To be done: Give only the number of lines that hold the word "七个第一".

The records:
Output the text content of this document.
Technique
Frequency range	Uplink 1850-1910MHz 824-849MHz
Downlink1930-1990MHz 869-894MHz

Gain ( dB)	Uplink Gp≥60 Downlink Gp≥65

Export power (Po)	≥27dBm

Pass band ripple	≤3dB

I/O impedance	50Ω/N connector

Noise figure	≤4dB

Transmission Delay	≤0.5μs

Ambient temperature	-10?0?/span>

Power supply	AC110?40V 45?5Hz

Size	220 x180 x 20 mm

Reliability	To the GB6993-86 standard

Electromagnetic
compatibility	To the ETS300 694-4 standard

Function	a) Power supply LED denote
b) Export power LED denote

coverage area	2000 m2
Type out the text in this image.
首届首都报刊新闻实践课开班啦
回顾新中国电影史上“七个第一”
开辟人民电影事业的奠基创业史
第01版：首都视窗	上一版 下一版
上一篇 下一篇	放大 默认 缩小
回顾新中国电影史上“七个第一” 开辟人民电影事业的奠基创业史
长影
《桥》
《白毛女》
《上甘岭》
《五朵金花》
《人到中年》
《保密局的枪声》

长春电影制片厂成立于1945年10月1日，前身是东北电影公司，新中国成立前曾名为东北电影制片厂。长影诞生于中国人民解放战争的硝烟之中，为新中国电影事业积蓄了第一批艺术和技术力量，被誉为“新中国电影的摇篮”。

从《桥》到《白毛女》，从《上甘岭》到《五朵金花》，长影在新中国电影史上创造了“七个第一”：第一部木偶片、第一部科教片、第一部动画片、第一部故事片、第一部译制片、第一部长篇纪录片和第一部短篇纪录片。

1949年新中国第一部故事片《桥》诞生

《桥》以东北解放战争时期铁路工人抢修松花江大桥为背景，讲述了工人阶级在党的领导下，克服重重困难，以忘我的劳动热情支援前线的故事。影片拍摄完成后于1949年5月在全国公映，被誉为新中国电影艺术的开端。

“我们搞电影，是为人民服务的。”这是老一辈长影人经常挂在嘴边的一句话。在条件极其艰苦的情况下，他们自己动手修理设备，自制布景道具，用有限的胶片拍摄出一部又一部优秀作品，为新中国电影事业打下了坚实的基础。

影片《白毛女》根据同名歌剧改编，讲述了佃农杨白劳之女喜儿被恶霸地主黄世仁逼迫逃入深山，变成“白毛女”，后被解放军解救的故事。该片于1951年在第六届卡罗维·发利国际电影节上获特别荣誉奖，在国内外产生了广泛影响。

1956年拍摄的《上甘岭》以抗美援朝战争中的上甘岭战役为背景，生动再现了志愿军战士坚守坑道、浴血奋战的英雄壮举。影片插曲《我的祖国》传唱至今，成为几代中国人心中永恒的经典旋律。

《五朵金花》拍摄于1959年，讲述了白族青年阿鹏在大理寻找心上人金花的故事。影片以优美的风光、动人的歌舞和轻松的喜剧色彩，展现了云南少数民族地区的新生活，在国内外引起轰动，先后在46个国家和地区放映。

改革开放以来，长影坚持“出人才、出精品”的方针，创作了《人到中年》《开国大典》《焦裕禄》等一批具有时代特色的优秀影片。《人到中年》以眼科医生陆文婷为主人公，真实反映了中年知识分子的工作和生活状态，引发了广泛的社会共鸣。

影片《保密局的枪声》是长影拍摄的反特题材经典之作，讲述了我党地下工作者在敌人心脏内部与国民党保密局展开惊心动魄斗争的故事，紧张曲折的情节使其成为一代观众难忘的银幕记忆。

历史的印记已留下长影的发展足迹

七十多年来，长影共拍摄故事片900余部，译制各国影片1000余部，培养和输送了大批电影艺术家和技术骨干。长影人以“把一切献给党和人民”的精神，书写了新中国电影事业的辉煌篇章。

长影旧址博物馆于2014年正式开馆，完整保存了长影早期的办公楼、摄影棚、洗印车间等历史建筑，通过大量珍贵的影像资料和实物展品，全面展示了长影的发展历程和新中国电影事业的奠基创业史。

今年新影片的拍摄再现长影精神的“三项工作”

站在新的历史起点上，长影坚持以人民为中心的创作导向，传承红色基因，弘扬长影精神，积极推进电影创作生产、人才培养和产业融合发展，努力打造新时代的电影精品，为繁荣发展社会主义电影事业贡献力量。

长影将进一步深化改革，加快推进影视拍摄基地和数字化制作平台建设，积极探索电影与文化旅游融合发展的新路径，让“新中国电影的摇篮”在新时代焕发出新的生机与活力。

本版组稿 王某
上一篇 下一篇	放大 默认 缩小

Task answer: 3